• **Given records**:
|---|
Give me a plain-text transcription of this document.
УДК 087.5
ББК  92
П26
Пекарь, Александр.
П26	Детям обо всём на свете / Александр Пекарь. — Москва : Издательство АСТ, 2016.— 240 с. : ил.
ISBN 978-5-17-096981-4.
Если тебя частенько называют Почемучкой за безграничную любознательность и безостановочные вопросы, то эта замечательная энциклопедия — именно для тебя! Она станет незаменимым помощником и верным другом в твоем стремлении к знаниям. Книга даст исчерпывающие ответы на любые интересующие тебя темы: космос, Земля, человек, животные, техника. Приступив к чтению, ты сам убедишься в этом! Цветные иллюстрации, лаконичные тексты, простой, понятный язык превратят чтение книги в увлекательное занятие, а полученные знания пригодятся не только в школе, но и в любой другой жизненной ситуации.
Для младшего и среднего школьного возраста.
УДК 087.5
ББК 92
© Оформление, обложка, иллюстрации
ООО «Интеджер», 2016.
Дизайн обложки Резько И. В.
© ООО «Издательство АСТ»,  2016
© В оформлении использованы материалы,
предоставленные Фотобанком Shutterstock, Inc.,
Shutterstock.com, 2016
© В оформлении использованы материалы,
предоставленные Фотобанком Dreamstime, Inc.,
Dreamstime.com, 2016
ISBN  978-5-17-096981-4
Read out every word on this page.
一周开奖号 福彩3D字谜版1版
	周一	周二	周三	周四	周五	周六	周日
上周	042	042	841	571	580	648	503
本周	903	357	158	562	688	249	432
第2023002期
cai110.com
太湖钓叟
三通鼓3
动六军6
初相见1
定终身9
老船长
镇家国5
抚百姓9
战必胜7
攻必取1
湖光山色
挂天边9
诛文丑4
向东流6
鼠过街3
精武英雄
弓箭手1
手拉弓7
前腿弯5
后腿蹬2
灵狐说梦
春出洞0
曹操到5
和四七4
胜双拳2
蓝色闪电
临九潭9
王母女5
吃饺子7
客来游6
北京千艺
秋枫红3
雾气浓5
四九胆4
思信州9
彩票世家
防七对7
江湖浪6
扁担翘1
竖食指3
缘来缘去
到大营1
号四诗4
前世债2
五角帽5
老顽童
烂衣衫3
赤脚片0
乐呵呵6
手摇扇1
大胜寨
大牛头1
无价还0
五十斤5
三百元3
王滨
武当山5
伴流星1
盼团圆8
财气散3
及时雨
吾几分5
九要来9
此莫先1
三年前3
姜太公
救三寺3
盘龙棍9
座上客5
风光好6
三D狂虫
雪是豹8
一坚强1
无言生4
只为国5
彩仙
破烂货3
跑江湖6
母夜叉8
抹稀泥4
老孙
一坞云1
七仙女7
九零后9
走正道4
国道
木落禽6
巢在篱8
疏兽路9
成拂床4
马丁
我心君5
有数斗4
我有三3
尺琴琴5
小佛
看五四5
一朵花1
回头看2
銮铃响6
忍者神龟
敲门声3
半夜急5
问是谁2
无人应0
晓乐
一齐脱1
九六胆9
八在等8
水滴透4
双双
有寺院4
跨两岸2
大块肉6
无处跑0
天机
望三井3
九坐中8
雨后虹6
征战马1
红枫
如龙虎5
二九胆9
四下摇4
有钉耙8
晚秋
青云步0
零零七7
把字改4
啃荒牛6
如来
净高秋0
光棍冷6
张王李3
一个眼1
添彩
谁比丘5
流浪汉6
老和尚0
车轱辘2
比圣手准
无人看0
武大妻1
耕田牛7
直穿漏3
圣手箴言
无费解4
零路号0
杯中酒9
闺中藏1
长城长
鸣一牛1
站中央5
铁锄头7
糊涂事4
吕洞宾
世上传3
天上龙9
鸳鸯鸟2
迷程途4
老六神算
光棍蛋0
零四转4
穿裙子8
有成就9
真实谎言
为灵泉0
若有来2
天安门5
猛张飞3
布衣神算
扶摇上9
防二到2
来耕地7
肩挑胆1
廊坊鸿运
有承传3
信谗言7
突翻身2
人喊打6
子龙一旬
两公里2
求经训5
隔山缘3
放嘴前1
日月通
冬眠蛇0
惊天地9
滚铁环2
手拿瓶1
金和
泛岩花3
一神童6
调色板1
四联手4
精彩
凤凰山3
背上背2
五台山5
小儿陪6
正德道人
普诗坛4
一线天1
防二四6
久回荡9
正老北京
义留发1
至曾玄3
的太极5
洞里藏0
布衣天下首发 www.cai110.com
|---|
• **What is being asked**: Print back all the lines verbatim.

• **Exercise result**:
Give me a plain-text transcription of this document.
УДК 087.5
ББК  92
П26
Пекарь, Александр.
П26	Детям обо всём на свете / Александр Пекарь. — Москва : Издательство АСТ, 2016.— 240 с. : ил.
ISBN 978-5-17-096981-4.
Если тебя частенько называют Почемучкой за безграничную любознательность и безостановочные вопросы, то эта замечательная энциклопедия — именно для тебя! Она станет незаменимым помощником и верным другом в твоем стремлении к знаниям. Книга даст исчерпывающие ответы на любые интересующие тебя темы: космос, Земля, человек, животные, техника. Приступив к чтению, ты сам убедишься в этом! Цветные иллюстрации, лаконичные тексты, простой, понятный язык превратят чтение книги в увлекательное занятие, а полученные знания пригодятся не только в школе, но и в любой другой жизненной ситуации.
Для младшего и среднего школьного возраста.
УДК 087.5
ББК 92
© Оформление, обложка, иллюстрации
ООО «Интеджер», 2016.
Дизайн обложки Резько И. В.
© ООО «Издательство АСТ»,  2016
© В оформлении использованы материалы,
предоставленные Фотобанком Shutterstock, Inc.,
Shutterstock.com, 2016
© В оформлении использованы материалы,
предоставленные Фотобанком Dreamstime, Inc.,
Dreamstime.com, 2016
ISBN  978-5-17-096981-4
Read out every word on this page.
一周开奖号 福彩3D字谜版1版
	周一	周二	周三	周四	周五	周六	周日
上周	042	042	841	571	580	648	503
本周	903	357	158	562	688	249	432
第2023002期
cai110.com
太湖钓叟
三通鼓3
动六军6
初相见1
定终身9
老船长
镇家国5
抚百姓9
战必胜7
攻必取1
湖光山色
挂天边9
诛文丑4
向东流6
鼠过街3
精武英雄
弓箭手1
手拉弓7
前腿弯5
后腿蹬2
灵狐说梦
春出洞0
曹操到5
和四七4
胜双拳2
蓝色闪电
临九潭9
王母女5
吃饺子7
客来游6
北京千艺
秋枫红3
雾气浓5
四九胆4
思信州9
彩票世家
防七对7
江湖浪6
扁担翘1
竖食指3
缘来缘去
到大营1
号四诗4
前世债2
五角帽5
老顽童
烂衣衫3
赤脚片0
乐呵呵6
手摇扇1
大胜寨
大牛头1
无价还0
五十斤5
三百元3
王滨
武当山5
伴流星1
盼团圆8
财气散3
及时雨
吾几分5
九要来9
此莫先1
三年前3
姜太公
救三寺3
盘龙棍9
座上客5
风光好6
三D狂虫
雪是豹8
一坚强1
无言生4
只为国5
彩仙
破烂货3
跑江湖6
母夜叉8
抹稀泥4
老孙
一坞云1
七仙女7
九零后9
走正道4
国道
木落禽6
巢在篱8
疏兽路9
成拂床4
马丁
我心君5
有数斗4
我有三3
尺琴琴5
小佛
看五四5
一朵花1
回头看2
銮铃响6
忍者神龟
敲门声3
半夜急5
问是谁2
无人应0
晓乐
一齐脱1
九六胆9
八在等8
水滴透4
双双
有寺院4
跨两岸2
大块肉6
无处跑0
天机
望三井3
九坐中8
雨后虹6
征战马1
红枫
如龙虎5
二九胆9
四下摇4
有钉耙8
晚秋
青云步0
零零七7
把字改4
啃荒牛6
如来
净高秋0
光棍冷6
张王李3
一个眼1
添彩
谁比丘5
流浪汉6
老和尚0
车轱辘2
比圣手准
无人看0
武大妻1
耕田牛7
直穿漏3
圣手箴言
无费解4
零路号0
杯中酒9
闺中藏1
长城长
鸣一牛1
站中央5
铁锄头7
糊涂事4
吕洞宾
世上传3
天上龙9
鸳鸯鸟2
迷程途4
老六神算
光棍蛋0
零四转4
穿裙子8
有成就9
真实谎言
为灵泉0
若有来2
天安门5
猛张飞3
布衣神算
扶摇上9
防二到2
来耕地7
肩挑胆1
廊坊鸿运
有承传3
信谗言7
突翻身2
人喊打6
子龙一旬
两公里2
求经训5
隔山缘3
放嘴前1
日月通
冬眠蛇0
惊天地9
滚铁环2
手拿瓶1
金和
泛岩花3
一神童6
调色板1
四联手4
精彩
凤凰山3
背上背2
五台山5
小儿陪6
正德道人
普诗坛4
一线天1
防二四6
久回荡9
正老北京
义留发1
至曾玄3
的太极5
洞里藏0
布衣天下首发 www.cai110.com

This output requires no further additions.